— START OF Raw records —

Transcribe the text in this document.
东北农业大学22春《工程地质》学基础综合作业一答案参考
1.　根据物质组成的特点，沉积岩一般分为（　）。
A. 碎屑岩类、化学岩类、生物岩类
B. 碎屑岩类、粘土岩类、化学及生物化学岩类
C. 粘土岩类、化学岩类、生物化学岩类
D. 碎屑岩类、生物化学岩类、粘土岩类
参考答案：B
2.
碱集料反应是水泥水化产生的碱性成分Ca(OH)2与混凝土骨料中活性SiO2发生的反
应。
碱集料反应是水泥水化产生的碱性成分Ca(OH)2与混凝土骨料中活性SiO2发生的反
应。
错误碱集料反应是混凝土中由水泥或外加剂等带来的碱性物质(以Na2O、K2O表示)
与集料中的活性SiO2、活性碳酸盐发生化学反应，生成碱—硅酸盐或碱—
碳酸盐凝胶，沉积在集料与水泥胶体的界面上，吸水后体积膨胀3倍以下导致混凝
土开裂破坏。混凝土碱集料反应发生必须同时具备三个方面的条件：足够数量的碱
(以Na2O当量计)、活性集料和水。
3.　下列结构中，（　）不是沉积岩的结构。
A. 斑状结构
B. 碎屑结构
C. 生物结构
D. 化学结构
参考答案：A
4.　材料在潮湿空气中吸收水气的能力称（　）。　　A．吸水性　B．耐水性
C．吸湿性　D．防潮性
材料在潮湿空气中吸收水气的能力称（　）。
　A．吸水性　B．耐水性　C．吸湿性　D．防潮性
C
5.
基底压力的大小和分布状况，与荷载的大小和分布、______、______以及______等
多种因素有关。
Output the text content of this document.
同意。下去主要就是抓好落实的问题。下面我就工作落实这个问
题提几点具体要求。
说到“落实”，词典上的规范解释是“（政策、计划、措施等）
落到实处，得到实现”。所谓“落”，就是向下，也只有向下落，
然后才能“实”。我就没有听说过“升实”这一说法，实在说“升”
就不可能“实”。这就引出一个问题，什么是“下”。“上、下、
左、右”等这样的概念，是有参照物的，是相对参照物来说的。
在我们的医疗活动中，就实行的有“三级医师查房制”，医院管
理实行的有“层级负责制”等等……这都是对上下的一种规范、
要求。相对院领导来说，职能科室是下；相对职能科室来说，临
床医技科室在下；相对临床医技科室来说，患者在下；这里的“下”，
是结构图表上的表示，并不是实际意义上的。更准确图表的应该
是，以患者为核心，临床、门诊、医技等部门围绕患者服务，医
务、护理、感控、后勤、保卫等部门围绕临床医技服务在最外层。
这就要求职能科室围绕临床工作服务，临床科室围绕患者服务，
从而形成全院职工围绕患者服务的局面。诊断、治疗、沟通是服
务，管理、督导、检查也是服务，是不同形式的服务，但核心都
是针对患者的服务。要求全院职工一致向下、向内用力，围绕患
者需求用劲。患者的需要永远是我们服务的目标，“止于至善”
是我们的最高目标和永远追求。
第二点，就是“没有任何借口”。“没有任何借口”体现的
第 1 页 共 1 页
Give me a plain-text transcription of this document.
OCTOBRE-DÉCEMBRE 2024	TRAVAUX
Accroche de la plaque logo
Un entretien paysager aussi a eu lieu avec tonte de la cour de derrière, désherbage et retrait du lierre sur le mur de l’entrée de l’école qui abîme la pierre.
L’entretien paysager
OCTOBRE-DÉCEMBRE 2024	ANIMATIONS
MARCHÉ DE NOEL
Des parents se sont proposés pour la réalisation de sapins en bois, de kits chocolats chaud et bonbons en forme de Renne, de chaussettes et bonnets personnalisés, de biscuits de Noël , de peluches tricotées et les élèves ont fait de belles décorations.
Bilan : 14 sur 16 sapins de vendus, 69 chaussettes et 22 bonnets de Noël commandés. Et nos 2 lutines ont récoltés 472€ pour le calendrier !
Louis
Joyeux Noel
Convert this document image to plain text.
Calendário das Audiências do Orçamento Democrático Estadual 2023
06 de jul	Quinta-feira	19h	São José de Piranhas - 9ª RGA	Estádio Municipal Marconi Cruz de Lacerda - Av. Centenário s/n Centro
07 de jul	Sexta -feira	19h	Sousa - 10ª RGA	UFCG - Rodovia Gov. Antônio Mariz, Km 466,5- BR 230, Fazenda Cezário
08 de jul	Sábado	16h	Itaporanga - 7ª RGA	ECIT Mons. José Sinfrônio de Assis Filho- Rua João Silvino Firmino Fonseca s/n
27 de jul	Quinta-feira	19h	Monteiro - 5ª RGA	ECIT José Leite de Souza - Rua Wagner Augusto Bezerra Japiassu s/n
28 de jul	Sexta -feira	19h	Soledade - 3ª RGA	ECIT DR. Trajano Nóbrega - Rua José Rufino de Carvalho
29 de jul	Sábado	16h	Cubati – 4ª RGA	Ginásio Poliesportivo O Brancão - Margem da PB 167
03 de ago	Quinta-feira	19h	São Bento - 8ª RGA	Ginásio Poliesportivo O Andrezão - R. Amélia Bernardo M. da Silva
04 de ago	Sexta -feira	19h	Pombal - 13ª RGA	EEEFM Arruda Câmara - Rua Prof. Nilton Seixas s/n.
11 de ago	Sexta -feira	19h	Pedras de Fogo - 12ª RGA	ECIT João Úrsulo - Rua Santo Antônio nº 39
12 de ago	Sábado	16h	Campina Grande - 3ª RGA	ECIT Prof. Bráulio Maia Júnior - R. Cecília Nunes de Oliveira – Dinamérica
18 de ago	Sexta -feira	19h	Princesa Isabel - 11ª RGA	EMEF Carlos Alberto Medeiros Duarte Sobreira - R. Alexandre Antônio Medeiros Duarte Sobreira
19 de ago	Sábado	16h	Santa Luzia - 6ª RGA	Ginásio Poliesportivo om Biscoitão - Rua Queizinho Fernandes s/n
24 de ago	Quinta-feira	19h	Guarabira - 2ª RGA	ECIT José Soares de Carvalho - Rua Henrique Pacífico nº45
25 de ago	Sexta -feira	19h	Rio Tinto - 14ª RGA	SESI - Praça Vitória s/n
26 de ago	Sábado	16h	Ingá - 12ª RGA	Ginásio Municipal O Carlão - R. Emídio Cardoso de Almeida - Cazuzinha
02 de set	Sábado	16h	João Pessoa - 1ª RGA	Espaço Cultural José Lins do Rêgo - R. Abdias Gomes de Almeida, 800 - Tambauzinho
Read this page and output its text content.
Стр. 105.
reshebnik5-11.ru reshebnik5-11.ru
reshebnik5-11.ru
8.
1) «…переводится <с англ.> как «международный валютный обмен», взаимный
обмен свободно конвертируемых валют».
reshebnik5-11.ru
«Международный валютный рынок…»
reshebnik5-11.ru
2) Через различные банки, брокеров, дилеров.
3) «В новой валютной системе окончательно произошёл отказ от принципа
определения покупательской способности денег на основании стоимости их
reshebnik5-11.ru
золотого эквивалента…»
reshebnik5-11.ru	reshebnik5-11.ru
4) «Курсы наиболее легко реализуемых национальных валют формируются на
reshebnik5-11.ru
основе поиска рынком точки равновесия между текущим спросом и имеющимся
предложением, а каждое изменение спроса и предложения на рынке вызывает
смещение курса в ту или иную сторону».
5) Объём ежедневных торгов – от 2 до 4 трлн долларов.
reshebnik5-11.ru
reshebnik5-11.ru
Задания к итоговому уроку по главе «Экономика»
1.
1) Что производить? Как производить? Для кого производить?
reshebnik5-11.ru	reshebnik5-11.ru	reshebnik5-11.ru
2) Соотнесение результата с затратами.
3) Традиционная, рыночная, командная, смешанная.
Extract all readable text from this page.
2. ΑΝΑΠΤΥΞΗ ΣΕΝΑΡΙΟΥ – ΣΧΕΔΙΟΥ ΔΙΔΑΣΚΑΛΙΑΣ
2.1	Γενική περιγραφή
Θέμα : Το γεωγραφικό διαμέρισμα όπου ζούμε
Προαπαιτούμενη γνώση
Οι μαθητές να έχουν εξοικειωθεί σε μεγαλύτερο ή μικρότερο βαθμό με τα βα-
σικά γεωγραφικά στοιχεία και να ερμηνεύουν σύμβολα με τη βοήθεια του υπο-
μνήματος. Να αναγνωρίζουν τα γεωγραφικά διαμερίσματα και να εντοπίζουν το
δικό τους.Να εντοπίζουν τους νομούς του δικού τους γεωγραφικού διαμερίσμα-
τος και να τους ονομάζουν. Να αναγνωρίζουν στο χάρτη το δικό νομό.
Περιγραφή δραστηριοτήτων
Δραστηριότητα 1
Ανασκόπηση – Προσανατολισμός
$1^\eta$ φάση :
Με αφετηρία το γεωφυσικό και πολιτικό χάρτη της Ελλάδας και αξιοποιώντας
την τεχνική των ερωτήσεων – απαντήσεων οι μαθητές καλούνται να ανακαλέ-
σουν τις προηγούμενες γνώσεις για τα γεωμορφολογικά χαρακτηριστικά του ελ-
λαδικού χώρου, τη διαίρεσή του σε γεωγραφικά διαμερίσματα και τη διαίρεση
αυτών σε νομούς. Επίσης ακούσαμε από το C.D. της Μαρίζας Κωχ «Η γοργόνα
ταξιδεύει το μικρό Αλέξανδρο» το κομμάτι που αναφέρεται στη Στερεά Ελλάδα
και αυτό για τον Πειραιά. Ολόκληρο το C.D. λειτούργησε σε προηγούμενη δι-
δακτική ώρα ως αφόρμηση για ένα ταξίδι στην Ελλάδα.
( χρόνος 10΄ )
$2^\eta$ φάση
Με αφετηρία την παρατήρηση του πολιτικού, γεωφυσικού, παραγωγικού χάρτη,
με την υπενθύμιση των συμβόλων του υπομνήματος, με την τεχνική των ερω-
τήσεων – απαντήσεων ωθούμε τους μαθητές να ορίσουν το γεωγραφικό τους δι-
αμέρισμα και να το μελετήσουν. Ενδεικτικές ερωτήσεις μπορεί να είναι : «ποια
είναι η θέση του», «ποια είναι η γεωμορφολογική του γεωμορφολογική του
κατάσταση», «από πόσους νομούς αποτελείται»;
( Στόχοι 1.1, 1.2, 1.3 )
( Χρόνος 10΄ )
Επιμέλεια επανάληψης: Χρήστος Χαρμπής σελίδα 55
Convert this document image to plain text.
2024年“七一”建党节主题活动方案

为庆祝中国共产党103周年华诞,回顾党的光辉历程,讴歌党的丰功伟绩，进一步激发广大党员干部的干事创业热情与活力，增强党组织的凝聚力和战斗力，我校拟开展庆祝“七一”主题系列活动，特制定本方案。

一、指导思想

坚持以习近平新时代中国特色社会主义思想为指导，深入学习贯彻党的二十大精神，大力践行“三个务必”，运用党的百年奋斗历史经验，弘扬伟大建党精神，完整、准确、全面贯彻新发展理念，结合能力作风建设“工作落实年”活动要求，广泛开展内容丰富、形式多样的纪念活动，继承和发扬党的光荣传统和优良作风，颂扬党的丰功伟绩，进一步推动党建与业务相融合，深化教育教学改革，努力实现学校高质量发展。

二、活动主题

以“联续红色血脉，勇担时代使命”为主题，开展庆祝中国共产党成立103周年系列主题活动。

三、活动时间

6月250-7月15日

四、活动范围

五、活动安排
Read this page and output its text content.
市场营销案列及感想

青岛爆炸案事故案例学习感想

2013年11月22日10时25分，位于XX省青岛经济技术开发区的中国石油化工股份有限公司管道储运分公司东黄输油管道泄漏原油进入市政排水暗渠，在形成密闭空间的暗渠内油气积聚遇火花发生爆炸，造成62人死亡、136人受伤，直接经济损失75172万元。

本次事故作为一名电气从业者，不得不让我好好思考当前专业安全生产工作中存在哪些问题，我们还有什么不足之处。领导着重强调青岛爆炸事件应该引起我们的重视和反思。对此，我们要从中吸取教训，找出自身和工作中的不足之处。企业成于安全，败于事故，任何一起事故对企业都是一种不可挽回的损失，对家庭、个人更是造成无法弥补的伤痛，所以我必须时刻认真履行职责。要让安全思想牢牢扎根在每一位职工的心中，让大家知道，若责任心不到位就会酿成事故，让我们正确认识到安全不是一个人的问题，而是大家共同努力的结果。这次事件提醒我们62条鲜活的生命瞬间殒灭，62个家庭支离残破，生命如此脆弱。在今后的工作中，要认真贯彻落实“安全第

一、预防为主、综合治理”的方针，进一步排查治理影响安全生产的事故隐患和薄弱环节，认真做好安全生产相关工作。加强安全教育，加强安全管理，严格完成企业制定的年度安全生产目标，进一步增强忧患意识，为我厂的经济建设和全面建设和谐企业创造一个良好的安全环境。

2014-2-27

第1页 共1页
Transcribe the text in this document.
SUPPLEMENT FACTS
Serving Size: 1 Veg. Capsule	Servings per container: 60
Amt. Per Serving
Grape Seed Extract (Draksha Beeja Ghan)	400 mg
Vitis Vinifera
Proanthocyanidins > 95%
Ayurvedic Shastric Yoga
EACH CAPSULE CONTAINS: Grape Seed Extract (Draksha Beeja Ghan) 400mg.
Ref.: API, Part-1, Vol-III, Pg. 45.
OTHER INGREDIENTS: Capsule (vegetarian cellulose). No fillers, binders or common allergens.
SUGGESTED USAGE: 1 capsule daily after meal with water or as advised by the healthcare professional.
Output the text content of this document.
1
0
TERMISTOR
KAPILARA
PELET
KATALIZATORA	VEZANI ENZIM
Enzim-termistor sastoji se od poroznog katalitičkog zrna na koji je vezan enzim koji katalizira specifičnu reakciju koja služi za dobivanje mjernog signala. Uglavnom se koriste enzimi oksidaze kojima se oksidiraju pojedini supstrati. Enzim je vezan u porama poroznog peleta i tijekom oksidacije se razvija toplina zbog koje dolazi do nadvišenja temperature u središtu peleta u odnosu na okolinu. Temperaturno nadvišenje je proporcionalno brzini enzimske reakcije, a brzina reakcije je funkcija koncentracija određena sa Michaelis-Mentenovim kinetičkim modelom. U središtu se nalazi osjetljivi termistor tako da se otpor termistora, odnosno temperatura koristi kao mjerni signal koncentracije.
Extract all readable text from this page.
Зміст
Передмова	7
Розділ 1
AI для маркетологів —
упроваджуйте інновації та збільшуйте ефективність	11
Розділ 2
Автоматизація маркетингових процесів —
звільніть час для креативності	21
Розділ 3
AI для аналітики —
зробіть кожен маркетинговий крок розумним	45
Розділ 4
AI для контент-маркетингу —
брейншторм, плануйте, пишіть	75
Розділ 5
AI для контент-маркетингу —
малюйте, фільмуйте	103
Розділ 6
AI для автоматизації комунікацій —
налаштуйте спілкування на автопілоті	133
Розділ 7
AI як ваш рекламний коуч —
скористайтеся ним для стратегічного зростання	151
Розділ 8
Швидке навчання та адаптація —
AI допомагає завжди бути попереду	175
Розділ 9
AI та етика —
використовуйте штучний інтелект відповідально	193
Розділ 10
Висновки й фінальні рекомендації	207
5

— END OF Raw records —

Instructions to follow: Select every line in the material above where the string "μαθητές" occurs, and copy it.

Task result:
Οι μαθητές να έχουν εξοικειωθεί σε μεγαλύτερο ή μικρότερο βαθμό με τα βα-
την τεχνική των ερωτήσεων – απαντήσεων οι μαθητές καλούνται να ανακαλέ-
τήσεων – απαντήσεων ωθούμε τους μαθητές να ορίσουν το γεωγραφικό τους δι-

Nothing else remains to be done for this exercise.